A run of records:
- - - -
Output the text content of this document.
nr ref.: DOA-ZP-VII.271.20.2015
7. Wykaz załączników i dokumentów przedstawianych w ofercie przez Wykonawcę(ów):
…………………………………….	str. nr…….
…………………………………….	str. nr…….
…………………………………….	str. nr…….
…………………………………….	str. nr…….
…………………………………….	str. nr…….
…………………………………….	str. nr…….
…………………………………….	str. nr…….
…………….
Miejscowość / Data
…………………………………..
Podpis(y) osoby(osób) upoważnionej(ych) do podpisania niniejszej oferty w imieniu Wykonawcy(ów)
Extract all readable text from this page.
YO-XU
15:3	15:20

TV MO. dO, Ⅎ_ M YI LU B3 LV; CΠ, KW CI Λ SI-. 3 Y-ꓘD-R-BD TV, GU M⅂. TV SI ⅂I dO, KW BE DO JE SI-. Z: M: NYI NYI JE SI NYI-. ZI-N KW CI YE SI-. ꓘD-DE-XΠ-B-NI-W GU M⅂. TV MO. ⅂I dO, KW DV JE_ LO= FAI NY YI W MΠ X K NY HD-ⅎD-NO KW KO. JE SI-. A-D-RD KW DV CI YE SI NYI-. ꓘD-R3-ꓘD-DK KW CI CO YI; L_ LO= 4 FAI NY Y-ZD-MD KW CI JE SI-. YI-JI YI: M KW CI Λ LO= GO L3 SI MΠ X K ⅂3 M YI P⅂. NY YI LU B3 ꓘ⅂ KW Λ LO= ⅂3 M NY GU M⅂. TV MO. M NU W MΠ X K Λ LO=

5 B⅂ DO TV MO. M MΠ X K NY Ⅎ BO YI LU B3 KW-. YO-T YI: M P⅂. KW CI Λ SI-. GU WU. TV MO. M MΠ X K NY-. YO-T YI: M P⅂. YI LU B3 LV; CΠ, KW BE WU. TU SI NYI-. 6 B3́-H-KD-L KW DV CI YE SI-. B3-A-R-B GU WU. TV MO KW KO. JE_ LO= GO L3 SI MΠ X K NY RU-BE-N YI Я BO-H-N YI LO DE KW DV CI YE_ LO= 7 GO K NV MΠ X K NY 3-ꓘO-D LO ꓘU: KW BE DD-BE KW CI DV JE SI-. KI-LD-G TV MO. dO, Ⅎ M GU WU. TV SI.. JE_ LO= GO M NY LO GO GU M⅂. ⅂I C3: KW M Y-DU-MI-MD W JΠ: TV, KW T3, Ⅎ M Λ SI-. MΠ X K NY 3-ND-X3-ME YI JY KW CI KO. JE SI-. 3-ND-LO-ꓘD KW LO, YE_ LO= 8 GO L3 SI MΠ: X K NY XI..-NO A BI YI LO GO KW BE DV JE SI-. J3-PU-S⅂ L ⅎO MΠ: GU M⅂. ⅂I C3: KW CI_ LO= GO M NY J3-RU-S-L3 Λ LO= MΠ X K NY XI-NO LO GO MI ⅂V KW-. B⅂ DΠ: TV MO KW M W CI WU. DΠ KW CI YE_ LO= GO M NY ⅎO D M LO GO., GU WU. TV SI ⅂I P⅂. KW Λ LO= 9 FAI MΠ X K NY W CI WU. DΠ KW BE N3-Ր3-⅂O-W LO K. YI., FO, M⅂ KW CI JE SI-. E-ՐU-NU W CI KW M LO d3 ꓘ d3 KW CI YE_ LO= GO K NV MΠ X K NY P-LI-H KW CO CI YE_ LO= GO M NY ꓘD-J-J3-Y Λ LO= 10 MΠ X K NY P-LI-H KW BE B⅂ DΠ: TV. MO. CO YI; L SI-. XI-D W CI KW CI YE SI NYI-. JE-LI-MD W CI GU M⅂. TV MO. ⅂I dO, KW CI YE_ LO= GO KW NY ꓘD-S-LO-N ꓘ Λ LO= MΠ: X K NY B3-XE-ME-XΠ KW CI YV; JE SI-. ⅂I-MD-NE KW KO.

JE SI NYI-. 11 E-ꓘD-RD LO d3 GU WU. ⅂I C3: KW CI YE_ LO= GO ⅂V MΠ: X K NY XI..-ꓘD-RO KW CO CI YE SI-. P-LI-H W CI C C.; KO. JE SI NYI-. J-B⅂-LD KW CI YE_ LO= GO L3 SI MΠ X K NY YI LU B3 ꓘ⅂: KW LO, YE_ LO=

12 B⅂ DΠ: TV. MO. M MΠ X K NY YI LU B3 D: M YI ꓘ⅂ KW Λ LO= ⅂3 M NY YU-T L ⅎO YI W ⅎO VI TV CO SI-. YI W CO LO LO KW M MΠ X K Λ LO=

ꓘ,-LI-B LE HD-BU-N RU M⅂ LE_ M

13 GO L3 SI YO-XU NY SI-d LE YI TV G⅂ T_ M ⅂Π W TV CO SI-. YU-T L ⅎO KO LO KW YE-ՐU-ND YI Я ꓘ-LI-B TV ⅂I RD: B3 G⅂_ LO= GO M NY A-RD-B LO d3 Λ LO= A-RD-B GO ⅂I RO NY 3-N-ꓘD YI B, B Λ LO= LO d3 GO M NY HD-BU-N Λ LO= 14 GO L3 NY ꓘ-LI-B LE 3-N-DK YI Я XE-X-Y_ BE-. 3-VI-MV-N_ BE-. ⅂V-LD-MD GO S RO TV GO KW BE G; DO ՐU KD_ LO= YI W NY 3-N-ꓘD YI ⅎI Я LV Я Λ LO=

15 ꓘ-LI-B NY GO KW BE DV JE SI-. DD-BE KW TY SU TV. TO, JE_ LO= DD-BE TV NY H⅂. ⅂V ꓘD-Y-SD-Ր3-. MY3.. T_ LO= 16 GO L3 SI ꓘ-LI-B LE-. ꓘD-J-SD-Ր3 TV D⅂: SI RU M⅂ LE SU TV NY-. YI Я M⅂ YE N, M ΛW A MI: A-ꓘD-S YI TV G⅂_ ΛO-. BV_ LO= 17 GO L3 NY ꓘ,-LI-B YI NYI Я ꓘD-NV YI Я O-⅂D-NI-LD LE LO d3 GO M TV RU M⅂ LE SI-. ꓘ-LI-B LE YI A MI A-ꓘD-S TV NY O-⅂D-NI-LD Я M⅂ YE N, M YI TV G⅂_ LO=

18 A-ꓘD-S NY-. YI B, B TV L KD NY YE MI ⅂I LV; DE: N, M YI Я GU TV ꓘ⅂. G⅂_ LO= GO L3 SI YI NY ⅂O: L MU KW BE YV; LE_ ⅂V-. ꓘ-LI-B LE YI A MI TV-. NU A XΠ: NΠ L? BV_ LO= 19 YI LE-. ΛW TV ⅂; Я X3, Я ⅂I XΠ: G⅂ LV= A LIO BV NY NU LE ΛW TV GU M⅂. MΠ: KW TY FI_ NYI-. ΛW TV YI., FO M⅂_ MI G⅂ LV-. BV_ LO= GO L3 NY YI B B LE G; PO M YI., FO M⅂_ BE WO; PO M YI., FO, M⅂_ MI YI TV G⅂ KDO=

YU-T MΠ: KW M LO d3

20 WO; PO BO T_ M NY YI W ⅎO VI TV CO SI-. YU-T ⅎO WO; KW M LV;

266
- - - -
**Objective:**
All of the records must be retyped exactly as they are.

**Answer to this problem:**
Output the text content of this document.
nr ref.: DOA-ZP-VII.271.20.2015
7. Wykaz załączników i dokumentów przedstawianych w ofercie przez Wykonawcę(ów):
…………………………………….	str. nr…….
…………………………………….	str. nr…….
…………………………………….	str. nr…….
…………………………………….	str. nr…….
…………………………………….	str. nr…….
…………………………………….	str. nr…….
…………………………………….	str. nr…….
…………….
Miejscowość / Data
…………………………………..
Podpis(y) osoby(osób) upoważnionej(ych) do podpisania niniejszej oferty w imieniu Wykonawcy(ów)
Extract all readable text from this page.
YO-XU
15:3	15:20

TV MO. dO, Ⅎ_ M YI LU B3 LV; CΠ, KW CI Λ SI-. 3 Y-ꓘD-R-BD TV, GU M⅂. TV SI ⅂I dO, KW BE DO JE SI-. Z: M: NYI NYI JE SI NYI-. ZI-N KW CI YE SI-. ꓘD-DE-XΠ-B-NI-W GU M⅂. TV MO. ⅂I dO, KW DV JE_ LO= FAI NY YI W MΠ X K NY HD-ⅎD-NO KW KO. JE SI-. A-D-RD KW DV CI YE SI NYI-. ꓘD-R3-ꓘD-DK KW CI CO YI; L_ LO= 4 FAI NY Y-ZD-MD KW CI JE SI-. YI-JI YI: M KW CI Λ LO= GO L3 SI MΠ X K ⅂3 M YI P⅂. NY YI LU B3 ꓘ⅂ KW Λ LO= ⅂3 M NY GU M⅂. TV MO. M NU W MΠ X K Λ LO=

5 B⅂ DO TV MO. M MΠ X K NY Ⅎ BO YI LU B3 KW-. YO-T YI: M P⅂. KW CI Λ SI-. GU WU. TV MO. M MΠ X K NY-. YO-T YI: M P⅂. YI LU B3 LV; CΠ, KW BE WU. TU SI NYI-. 6 B3́-H-KD-L KW DV CI YE SI-. B3-A-R-B GU WU. TV MO KW KO. JE_ LO= GO L3 SI MΠ X K NY RU-BE-N YI Я BO-H-N YI LO DE KW DV CI YE_ LO= 7 GO K NV MΠ X K NY 3-ꓘO-D LO ꓘU: KW BE DD-BE KW CI DV JE SI-. KI-LD-G TV MO. dO, Ⅎ M GU WU. TV SI.. JE_ LO= GO M NY LO GO GU M⅂. ⅂I C3: KW M Y-DU-MI-MD W JΠ: TV, KW T3, Ⅎ M Λ SI-. MΠ X K NY 3-ND-X3-ME YI JY KW CI KO. JE SI-. 3-ND-LO-ꓘD KW LO, YE_ LO= 8 GO L3 SI MΠ: X K NY XI..-NO A BI YI LO GO KW BE DV JE SI-. J3-PU-S⅂ L ⅎO MΠ: GU M⅂. ⅂I C3: KW CI_ LO= GO M NY J3-RU-S-L3 Λ LO= MΠ X K NY XI-NO LO GO MI ⅂V KW-. B⅂ DΠ: TV MO KW M W CI WU. DΠ KW CI YE_ LO= GO M NY ⅎO D M LO GO., GU WU. TV SI ⅂I P⅂. KW Λ LO= 9 FAI MΠ X K NY W CI WU. DΠ KW BE N3-Ր3-⅂O-W LO K. YI., FO, M⅂ KW CI JE SI-. E-ՐU-NU W CI KW M LO d3 ꓘ d3 KW CI YE_ LO= GO K NV MΠ X K NY P-LI-H KW CO CI YE_ LO= GO M NY ꓘD-J-J3-Y Λ LO= 10 MΠ X K NY P-LI-H KW BE B⅂ DΠ: TV. MO. CO YI; L SI-. XI-D W CI KW CI YE SI NYI-. JE-LI-MD W CI GU M⅂. TV MO. ⅂I dO, KW CI YE_ LO= GO KW NY ꓘD-S-LO-N ꓘ Λ LO= MΠ: X K NY B3-XE-ME-XΠ KW CI YV; JE SI-. ⅂I-MD-NE KW KO.

JE SI NYI-. 11 E-ꓘD-RD LO d3 GU WU. ⅂I C3: KW CI YE_ LO= GO ⅂V MΠ: X K NY XI..-ꓘD-RO KW CO CI YE SI-. P-LI-H W CI C C.; KO. JE SI NYI-. J-B⅂-LD KW CI YE_ LO= GO L3 SI MΠ X K NY YI LU B3 ꓘ⅂: KW LO, YE_ LO=

12 B⅂ DΠ: TV. MO. M MΠ X K NY YI LU B3 D: M YI ꓘ⅂ KW Λ LO= ⅂3 M NY YU-T L ⅎO YI W ⅎO VI TV CO SI-. YI W CO LO LO KW M MΠ X K Λ LO=

ꓘ,-LI-B LE HD-BU-N RU M⅂ LE_ M

13 GO L3 SI YO-XU NY SI-d LE YI TV G⅂ T_ M ⅂Π W TV CO SI-. YU-T L ⅎO KO LO KW YE-ՐU-ND YI Я ꓘ-LI-B TV ⅂I RD: B3 G⅂_ LO= GO M NY A-RD-B LO d3 Λ LO= A-RD-B GO ⅂I RO NY 3-N-ꓘD YI B, B Λ LO= LO d3 GO M NY HD-BU-N Λ LO= 14 GO L3 NY ꓘ-LI-B LE 3-N-DK YI Я XE-X-Y_ BE-. 3-VI-MV-N_ BE-. ⅂V-LD-MD GO S RO TV GO KW BE G; DO ՐU KD_ LO= YI W NY 3-N-ꓘD YI ⅎI Я LV Я Λ LO=

15 ꓘ-LI-B NY GO KW BE DV JE SI-. DD-BE KW TY SU TV. TO, JE_ LO= DD-BE TV NY H⅂. ⅂V ꓘD-Y-SD-Ր3-. MY3.. T_ LO= 16 GO L3 SI ꓘ-LI-B LE-. ꓘD-J-SD-Ր3 TV D⅂: SI RU M⅂ LE SU TV NY-. YI Я M⅂ YE N, M ΛW A MI: A-ꓘD-S YI TV G⅂_ ΛO-. BV_ LO= 17 GO L3 NY ꓘ,-LI-B YI NYI Я ꓘD-NV YI Я O-⅂D-NI-LD LE LO d3 GO M TV RU M⅂ LE SI-. ꓘ-LI-B LE YI A MI A-ꓘD-S TV NY O-⅂D-NI-LD Я M⅂ YE N, M YI TV G⅂_ LO=

18 A-ꓘD-S NY-. YI B, B TV L KD NY YE MI ⅂I LV; DE: N, M YI Я GU TV ꓘ⅂. G⅂_ LO= GO L3 SI YI NY ⅂O: L MU KW BE YV; LE_ ⅂V-. ꓘ-LI-B LE YI A MI TV-. NU A XΠ: NΠ L? BV_ LO= 19 YI LE-. ΛW TV ⅂; Я X3, Я ⅂I XΠ: G⅂ LV= A LIO BV NY NU LE ΛW TV GU M⅂. MΠ: KW TY FI_ NYI-. ΛW TV YI., FO M⅂_ MI G⅂ LV-. BV_ LO= GO L3 NY YI B B LE G; PO M YI., FO M⅂_ BE WO; PO M YI., FO, M⅂_ MI YI TV G⅂ KDO=

YU-T MΠ: KW M LO d3

20 WO; PO BO T_ M NY YI W ⅎO VI TV CO SI-. YU-T ⅎO WO; KW M LV;

266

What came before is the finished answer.